┌─ Documento
Bom, meus amigos, qualquer coincidência com a nossa realidade é neura, porque não há ligação alguma com o presente vivido em nossa sociedade. Nem com os dogmas, claro (ouviu isso, Sinézio?). É só um conto. E ponto final.
* Texto gentilmente cedido por Nicodemos
\"Na verdade o que nós inquietos gostaríamos de fazer é da ordem do impossível. É por isso que somos tão na contra mão do mundo.\"
como disse bem o Jaramataia Pontual! Gosto dos inquietos porque não têm medo de falar, ou melhor, de escrever o que realmente pensam.
└─
┌─ Dados fornecidos
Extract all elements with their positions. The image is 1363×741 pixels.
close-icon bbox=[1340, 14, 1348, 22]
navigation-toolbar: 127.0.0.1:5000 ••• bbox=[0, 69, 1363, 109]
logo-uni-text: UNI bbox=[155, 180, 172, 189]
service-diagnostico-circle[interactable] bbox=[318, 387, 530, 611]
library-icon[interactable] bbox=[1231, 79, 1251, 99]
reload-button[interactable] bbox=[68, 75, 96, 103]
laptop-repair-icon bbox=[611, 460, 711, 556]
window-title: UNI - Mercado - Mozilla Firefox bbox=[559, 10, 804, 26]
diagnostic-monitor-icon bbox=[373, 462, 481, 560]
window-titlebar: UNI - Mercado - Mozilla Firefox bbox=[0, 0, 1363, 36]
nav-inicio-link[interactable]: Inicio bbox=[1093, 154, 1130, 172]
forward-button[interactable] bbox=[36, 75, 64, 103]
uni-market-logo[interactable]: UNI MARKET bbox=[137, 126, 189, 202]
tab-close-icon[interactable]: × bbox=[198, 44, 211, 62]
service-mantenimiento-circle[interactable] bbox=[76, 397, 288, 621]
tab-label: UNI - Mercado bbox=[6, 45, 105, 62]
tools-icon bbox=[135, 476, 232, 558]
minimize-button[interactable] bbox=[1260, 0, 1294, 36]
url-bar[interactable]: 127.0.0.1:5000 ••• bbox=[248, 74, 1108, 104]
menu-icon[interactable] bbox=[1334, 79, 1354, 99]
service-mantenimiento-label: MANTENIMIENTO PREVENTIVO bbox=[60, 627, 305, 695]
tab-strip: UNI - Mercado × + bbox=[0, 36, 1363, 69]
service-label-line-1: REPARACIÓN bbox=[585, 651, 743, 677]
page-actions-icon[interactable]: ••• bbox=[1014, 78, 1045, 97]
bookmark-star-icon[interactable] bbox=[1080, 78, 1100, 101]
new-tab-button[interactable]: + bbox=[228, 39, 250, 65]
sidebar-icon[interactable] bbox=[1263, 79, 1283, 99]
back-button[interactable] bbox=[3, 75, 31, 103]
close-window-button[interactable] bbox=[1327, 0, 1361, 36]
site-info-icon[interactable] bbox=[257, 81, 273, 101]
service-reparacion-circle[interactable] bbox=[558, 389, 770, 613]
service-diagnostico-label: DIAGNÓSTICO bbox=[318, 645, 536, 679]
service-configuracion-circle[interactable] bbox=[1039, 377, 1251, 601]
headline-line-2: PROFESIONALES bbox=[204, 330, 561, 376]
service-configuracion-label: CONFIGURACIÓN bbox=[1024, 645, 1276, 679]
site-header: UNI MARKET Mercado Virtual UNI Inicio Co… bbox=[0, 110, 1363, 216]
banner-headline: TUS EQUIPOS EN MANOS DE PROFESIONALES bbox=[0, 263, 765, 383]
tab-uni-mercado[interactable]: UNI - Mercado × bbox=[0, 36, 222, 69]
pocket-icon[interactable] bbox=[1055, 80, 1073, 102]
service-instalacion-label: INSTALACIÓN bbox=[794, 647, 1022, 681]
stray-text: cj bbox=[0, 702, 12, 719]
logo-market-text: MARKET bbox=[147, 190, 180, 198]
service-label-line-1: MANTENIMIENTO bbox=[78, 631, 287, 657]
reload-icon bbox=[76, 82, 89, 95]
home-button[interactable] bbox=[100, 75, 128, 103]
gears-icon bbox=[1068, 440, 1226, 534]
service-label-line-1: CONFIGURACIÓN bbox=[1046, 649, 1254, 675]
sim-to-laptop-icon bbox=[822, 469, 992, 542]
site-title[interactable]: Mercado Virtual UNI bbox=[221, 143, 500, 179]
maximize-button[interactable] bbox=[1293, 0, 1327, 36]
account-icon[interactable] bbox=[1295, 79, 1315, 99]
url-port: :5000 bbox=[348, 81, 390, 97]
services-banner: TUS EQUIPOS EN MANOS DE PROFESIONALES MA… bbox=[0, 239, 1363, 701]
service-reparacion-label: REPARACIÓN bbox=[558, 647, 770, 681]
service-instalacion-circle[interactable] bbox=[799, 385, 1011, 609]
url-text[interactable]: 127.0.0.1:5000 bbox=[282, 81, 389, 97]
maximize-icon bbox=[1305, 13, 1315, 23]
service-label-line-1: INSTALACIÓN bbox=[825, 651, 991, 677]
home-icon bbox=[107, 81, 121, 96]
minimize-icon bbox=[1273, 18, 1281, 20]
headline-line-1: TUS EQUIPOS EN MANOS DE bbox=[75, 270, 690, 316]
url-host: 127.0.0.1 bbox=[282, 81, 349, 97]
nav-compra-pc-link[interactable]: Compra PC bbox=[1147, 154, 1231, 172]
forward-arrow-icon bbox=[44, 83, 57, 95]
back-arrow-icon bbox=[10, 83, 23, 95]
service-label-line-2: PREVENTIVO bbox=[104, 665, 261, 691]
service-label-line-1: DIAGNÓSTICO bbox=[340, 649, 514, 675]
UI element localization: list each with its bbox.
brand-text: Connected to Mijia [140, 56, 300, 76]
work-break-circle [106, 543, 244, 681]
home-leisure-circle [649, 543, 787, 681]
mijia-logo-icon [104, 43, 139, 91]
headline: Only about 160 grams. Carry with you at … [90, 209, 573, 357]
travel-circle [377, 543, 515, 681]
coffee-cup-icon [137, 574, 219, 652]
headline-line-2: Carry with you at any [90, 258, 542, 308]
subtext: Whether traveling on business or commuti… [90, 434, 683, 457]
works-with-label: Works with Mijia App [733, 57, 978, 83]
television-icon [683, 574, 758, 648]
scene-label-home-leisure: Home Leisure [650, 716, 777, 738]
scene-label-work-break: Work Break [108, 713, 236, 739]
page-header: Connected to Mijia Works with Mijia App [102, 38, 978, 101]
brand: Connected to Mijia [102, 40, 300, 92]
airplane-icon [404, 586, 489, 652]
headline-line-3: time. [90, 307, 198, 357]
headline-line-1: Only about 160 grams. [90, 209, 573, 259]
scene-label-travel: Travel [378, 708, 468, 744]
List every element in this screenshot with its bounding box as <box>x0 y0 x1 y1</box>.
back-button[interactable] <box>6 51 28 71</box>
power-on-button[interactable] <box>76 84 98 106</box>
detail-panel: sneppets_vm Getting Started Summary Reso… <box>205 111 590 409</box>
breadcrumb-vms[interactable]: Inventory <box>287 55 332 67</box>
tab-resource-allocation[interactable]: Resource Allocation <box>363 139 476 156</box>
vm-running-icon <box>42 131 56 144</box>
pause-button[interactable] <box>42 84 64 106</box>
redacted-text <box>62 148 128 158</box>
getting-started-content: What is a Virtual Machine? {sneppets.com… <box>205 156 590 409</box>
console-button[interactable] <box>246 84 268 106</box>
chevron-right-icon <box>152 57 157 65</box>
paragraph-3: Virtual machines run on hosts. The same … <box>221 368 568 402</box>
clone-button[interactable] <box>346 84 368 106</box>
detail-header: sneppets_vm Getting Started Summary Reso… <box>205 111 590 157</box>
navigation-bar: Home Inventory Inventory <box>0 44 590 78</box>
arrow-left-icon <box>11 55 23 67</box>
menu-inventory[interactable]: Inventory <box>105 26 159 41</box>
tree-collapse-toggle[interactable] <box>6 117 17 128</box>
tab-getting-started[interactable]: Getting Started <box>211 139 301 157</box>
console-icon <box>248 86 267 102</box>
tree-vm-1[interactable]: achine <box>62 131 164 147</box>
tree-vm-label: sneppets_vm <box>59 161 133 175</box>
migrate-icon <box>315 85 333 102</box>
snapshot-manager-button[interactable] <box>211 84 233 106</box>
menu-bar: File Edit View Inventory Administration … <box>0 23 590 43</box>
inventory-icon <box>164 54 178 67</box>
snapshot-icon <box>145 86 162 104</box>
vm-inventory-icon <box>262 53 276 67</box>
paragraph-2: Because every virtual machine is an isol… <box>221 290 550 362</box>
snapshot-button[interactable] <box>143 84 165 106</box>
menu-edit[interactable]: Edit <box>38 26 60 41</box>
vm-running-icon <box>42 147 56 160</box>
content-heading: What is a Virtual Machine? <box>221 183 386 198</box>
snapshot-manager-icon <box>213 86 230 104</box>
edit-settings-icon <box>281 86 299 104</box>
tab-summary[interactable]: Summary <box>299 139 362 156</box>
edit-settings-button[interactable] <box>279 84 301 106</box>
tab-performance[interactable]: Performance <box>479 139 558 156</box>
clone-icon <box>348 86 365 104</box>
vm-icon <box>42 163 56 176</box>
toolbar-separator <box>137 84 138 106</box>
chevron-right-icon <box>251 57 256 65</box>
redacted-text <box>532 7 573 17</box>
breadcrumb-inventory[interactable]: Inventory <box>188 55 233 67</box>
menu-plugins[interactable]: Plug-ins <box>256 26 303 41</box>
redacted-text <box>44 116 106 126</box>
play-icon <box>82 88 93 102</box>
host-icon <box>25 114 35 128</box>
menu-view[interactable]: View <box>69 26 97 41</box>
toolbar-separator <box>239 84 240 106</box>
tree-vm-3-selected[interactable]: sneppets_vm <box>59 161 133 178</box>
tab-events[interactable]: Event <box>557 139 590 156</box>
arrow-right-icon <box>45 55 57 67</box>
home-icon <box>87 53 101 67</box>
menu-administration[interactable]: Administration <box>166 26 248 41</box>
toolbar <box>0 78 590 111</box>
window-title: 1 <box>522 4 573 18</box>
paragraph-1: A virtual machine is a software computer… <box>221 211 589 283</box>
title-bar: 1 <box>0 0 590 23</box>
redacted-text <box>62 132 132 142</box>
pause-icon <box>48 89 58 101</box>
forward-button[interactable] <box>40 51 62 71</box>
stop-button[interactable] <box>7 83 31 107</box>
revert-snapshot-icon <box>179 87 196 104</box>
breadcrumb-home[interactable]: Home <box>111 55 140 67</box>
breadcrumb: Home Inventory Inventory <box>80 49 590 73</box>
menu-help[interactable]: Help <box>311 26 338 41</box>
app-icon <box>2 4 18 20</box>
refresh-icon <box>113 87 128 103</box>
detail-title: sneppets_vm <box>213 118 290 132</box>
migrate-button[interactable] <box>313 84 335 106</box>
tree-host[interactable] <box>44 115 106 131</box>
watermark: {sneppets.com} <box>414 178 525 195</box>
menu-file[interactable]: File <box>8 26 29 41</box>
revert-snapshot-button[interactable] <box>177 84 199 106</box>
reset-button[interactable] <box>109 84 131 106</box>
└─
# Enunciado 1
Altere o trecho do documento que começa com as palavras "Bom, meus amigos, qualquer" e termina com "E ponto final.", trocando "conto" por "texto", e apresente-o novamente.
# Enunciado 2
Liste todos os nomes de pessoas mencionados no documento.

# Resposta completa 1
Bom, meus amigos, qualquer coincidência com a nossa realidade é neura, porque não há ligação alguma com o presente vivido em nossa sociedade. Nem com os dogmas, claro (ouviu isso, Sinézio?). É só um texto. E ponto final.

# Resposta completa 2
Sinézio; Nicodemos; Jaramataia Pontual.